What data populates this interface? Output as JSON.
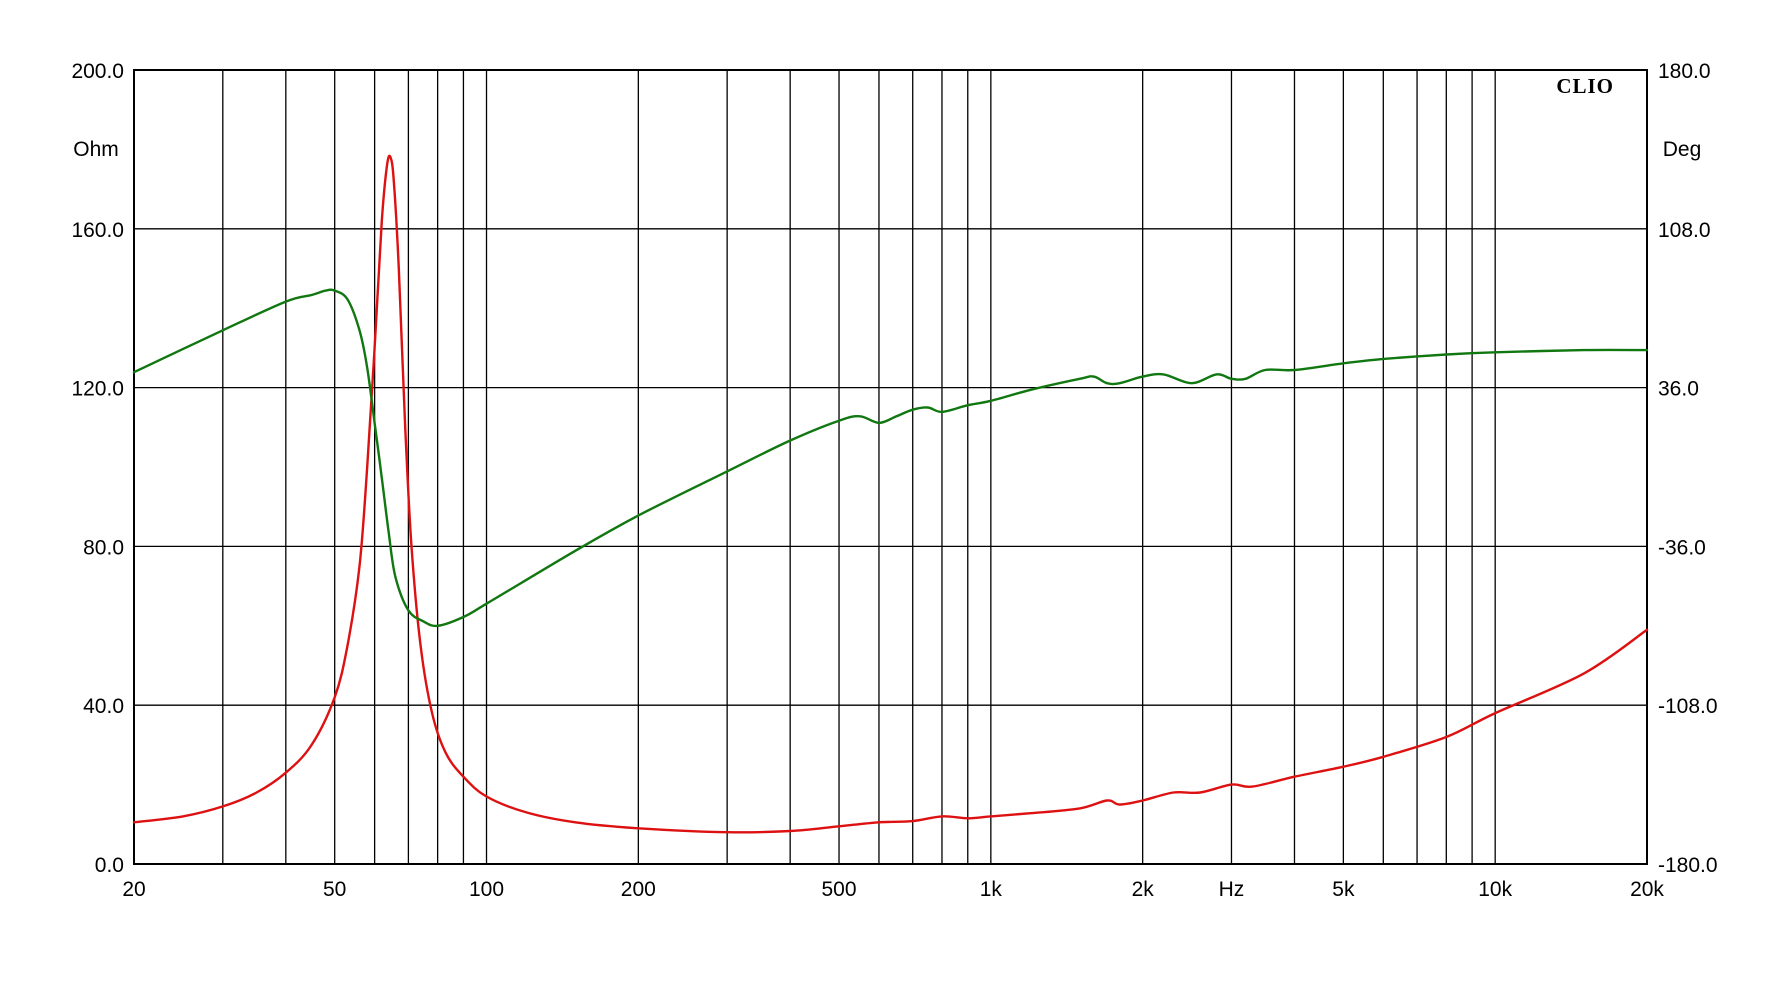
{
  "chart_data": {
    "type": "line",
    "brand": "CLIO",
    "xscale": "log",
    "xlim": [
      20,
      20000
    ],
    "ylim_left": [
      0,
      200
    ],
    "ylim_right": [
      -180,
      180
    ],
    "grid": true,
    "left_unit": "Ohm",
    "right_unit": "Deg",
    "x_unit": "Hz",
    "x_ticks": [
      {
        "value": 20,
        "label": "20"
      },
      {
        "value": 50,
        "label": "50"
      },
      {
        "value": 100,
        "label": "100"
      },
      {
        "value": 200,
        "label": "200"
      },
      {
        "value": 500,
        "label": "500"
      },
      {
        "value": 1000,
        "label": "1k"
      },
      {
        "value": 2000,
        "label": "2k"
      },
      {
        "value": 5000,
        "label": "5k"
      },
      {
        "value": 10000,
        "label": "10k"
      },
      {
        "value": 20000,
        "label": "20k"
      }
    ],
    "x_unit_position": 3000,
    "x_grid": [
      30,
      40,
      50,
      60,
      70,
      80,
      90,
      100,
      200,
      300,
      400,
      500,
      600,
      700,
      800,
      900,
      1000,
      2000,
      3000,
      4000,
      5000,
      6000,
      7000,
      8000,
      9000,
      10000,
      20000
    ],
    "y_left_ticks": [
      "0.0",
      "40.0",
      "80.0",
      "120.0",
      "160.0",
      "200.0"
    ],
    "y_right_ticks": [
      "-180.0",
      "-108.0",
      "-36.0",
      "36.0",
      "108.0",
      "180.0"
    ],
    "series": [
      {
        "axis": "left",
        "color": "#dd1111",
        "points": [
          [
            20,
            10.5
          ],
          [
            25,
            12
          ],
          [
            30,
            14.5
          ],
          [
            35,
            18
          ],
          [
            40,
            23
          ],
          [
            45,
            30
          ],
          [
            50,
            42
          ],
          [
            53,
            55
          ],
          [
            56,
            75
          ],
          [
            58,
            100
          ],
          [
            60,
            130
          ],
          [
            62,
            162
          ],
          [
            63.5,
            176
          ],
          [
            64.5,
            178
          ],
          [
            65.5,
            172
          ],
          [
            67,
            150
          ],
          [
            69,
            110
          ],
          [
            71,
            80
          ],
          [
            74,
            55
          ],
          [
            78,
            38
          ],
          [
            83,
            28
          ],
          [
            90,
            22
          ],
          [
            100,
            17
          ],
          [
            120,
            13
          ],
          [
            150,
            10.5
          ],
          [
            200,
            9
          ],
          [
            300,
            8
          ],
          [
            400,
            8.3
          ],
          [
            500,
            9.5
          ],
          [
            600,
            10.5
          ],
          [
            700,
            10.8
          ],
          [
            800,
            12
          ],
          [
            900,
            11.5
          ],
          [
            1000,
            12
          ],
          [
            1200,
            12.8
          ],
          [
            1500,
            14
          ],
          [
            1700,
            16
          ],
          [
            1800,
            15
          ],
          [
            2000,
            16
          ],
          [
            2300,
            18
          ],
          [
            2600,
            18
          ],
          [
            3000,
            20
          ],
          [
            3300,
            19.5
          ],
          [
            4000,
            22
          ],
          [
            5000,
            24.5
          ],
          [
            6000,
            27
          ],
          [
            8000,
            32
          ],
          [
            10000,
            38
          ],
          [
            15000,
            48
          ],
          [
            20000,
            59
          ]
        ]
      },
      {
        "axis": "right",
        "color": "#117711",
        "points": [
          [
            20,
            43
          ],
          [
            30,
            62
          ],
          [
            40,
            75
          ],
          [
            45,
            78
          ],
          [
            48,
            80
          ],
          [
            50,
            80
          ],
          [
            53,
            76
          ],
          [
            56,
            62
          ],
          [
            58,
            45
          ],
          [
            60,
            20
          ],
          [
            62,
            -5
          ],
          [
            64,
            -30
          ],
          [
            66,
            -50
          ],
          [
            70,
            -65
          ],
          [
            75,
            -70
          ],
          [
            80,
            -72
          ],
          [
            90,
            -68
          ],
          [
            100,
            -62
          ],
          [
            150,
            -38
          ],
          [
            200,
            -22
          ],
          [
            300,
            -2
          ],
          [
            400,
            12
          ],
          [
            500,
            21
          ],
          [
            550,
            23
          ],
          [
            600,
            20
          ],
          [
            650,
            23
          ],
          [
            700,
            26
          ],
          [
            750,
            27
          ],
          [
            800,
            25
          ],
          [
            900,
            28
          ],
          [
            1000,
            30
          ],
          [
            1200,
            35
          ],
          [
            1500,
            40
          ],
          [
            1600,
            41
          ],
          [
            1700,
            38
          ],
          [
            1800,
            38
          ],
          [
            2000,
            41
          ],
          [
            2200,
            42
          ],
          [
            2500,
            38
          ],
          [
            2800,
            42
          ],
          [
            3000,
            40
          ],
          [
            3200,
            40
          ],
          [
            3500,
            44
          ],
          [
            4000,
            44
          ],
          [
            5000,
            47
          ],
          [
            6000,
            49
          ],
          [
            8000,
            51
          ],
          [
            10000,
            52
          ],
          [
            15000,
            53
          ],
          [
            20000,
            53
          ]
        ]
      }
    ]
  }
}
--*--
**To do**
Make an exact copy of the whole listing, but don't bring over any pictures.

**Exercise solution**
What data populates this interface? Output as JSON.
{
  "chart_data": {
    "type": "line",
    "brand": "CLIO",
    "xscale": "log",
    "xlim": [
      20,
      20000
    ],
    "ylim_left": [
      0,
      200
    ],
    "ylim_right": [
      -180,
      180
    ],
    "grid": true,
    "left_unit": "Ohm",
    "right_unit": "Deg",
    "x_unit": "Hz",
    "x_ticks": [
      {
        "value": 20,
        "label": "20"
      },
      {
        "value": 50,
        "label": "50"
      },
      {
        "value": 100,
        "label": "100"
      },
      {
        "value": 200,
        "label": "200"
      },
      {
        "value": 500,
        "label": "500"
      },
      {
        "value": 1000,
        "label": "1k"
      },
      {
        "value": 2000,
        "label": "2k"
      },
      {
        "value": 5000,
        "label": "5k"
      },
      {
        "value": 10000,
        "label": "10k"
      },
      {
        "value": 20000,
        "label": "20k"
      }
    ],
    "x_unit_position": 3000,
    "x_grid": [
      30,
      40,
      50,
      60,
      70,
      80,
      90,
      100,
      200,
      300,
      400,
      500,
      600,
      700,
      800,
      900,
      1000,
      2000,
      3000,
      4000,
      5000,
      6000,
      7000,
      8000,
      9000,
      10000,
      20000
    ],
    "y_left_ticks": [
      "0.0",
      "40.0",
      "80.0",
      "120.0",
      "160.0",
      "200.0"
    ],
    "y_right_ticks": [
      "-180.0",
      "-108.0",
      "-36.0",
      "36.0",
      "108.0",
      "180.0"
    ],
    "series": [
      {
        "axis": "left",
        "color": "#dd1111",
        "points": [
          [
            20,
            10.5
          ],
          [
            25,
            12
          ],
          [
            30,
            14.5
          ],
          [
            35,
            18
          ],
          [
            40,
            23
          ],
          [
            45,
            30
          ],
          [
            50,
            42
          ],
          [
            53,
            55
          ],
          [
            56,
            75
          ],
          [
            58,
            100
          ],
          [
            60,
            130
          ],
          [
            62,
            162
          ],
          [
            63.5,
            176
          ],
          [
            64.5,
            178
          ],
          [
            65.5,
            172
          ],
          [
            67,
            150
          ],
          [
            69,
            110
          ],
          [
            71,
            80
          ],
          [
            74,
            55
          ],
          [
            78,
            38
          ],
          [
            83,
            28
          ],
          [
            90,
            22
          ],
          [
            100,
            17
          ],
          [
            120,
            13
          ],
          [
            150,
            10.5
          ],
          [
            200,
            9
          ],
          [
            300,
            8
          ],
          [
            400,
            8.3
          ],
          [
            500,
            9.5
          ],
          [
            600,
            10.5
          ],
          [
            700,
            10.8
          ],
          [
            800,
            12
          ],
          [
            900,
            11.5
          ],
          [
            1000,
            12
          ],
          [
            1200,
            12.8
          ],
          [
            1500,
            14
          ],
          [
            1700,
            16
          ],
          [
            1800,
            15
          ],
          [
            2000,
            16
          ],
          [
            2300,
            18
          ],
          [
            2600,
            18
          ],
          [
            3000,
            20
          ],
          [
            3300,
            19.5
          ],
          [
            4000,
            22
          ],
          [
            5000,
            24.5
          ],
          [
            6000,
            27
          ],
          [
            8000,
            32
          ],
          [
            10000,
            38
          ],
          [
            15000,
            48
          ],
          [
            20000,
            59
          ]
        ]
      },
      {
        "axis": "right",
        "color": "#117711",
        "points": [
          [
            20,
            43
          ],
          [
            30,
            62
          ],
          [
            40,
            75
          ],
          [
            45,
            78
          ],
          [
            48,
            80
          ],
          [
            50,
            80
          ],
          [
            53,
            76
          ],
          [
            56,
            62
          ],
          [
            58,
            45
          ],
          [
            60,
            20
          ],
          [
            62,
            -5
          ],
          [
            64,
            -30
          ],
          [
            66,
            -50
          ],
          [
            70,
            -65
          ],
          [
            75,
            -70
          ],
          [
            80,
            -72
          ],
          [
            90,
            -68
          ],
          [
            100,
            -62
          ],
          [
            150,
            -38
          ],
          [
            200,
            -22
          ],
          [
            300,
            -2
          ],
          [
            400,
            12
          ],
          [
            500,
            21
          ],
          [
            550,
            23
          ],
          [
            600,
            20
          ],
          [
            650,
            23
          ],
          [
            700,
            26
          ],
          [
            750,
            27
          ],
          [
            800,
            25
          ],
          [
            900,
            28
          ],
          [
            1000,
            30
          ],
          [
            1200,
            35
          ],
          [
            1500,
            40
          ],
          [
            1600,
            41
          ],
          [
            1700,
            38
          ],
          [
            1800,
            38
          ],
          [
            2000,
            41
          ],
          [
            2200,
            42
          ],
          [
            2500,
            38
          ],
          [
            2800,
            42
          ],
          [
            3000,
            40
          ],
          [
            3200,
            40
          ],
          [
            3500,
            44
          ],
          [
            4000,
            44
          ],
          [
            5000,
            47
          ],
          [
            6000,
            49
          ],
          [
            8000,
            51
          ],
          [
            10000,
            52
          ],
          [
            15000,
            53
          ],
          [
            20000,
            53
          ]
        ]
      }
    ]
  }
}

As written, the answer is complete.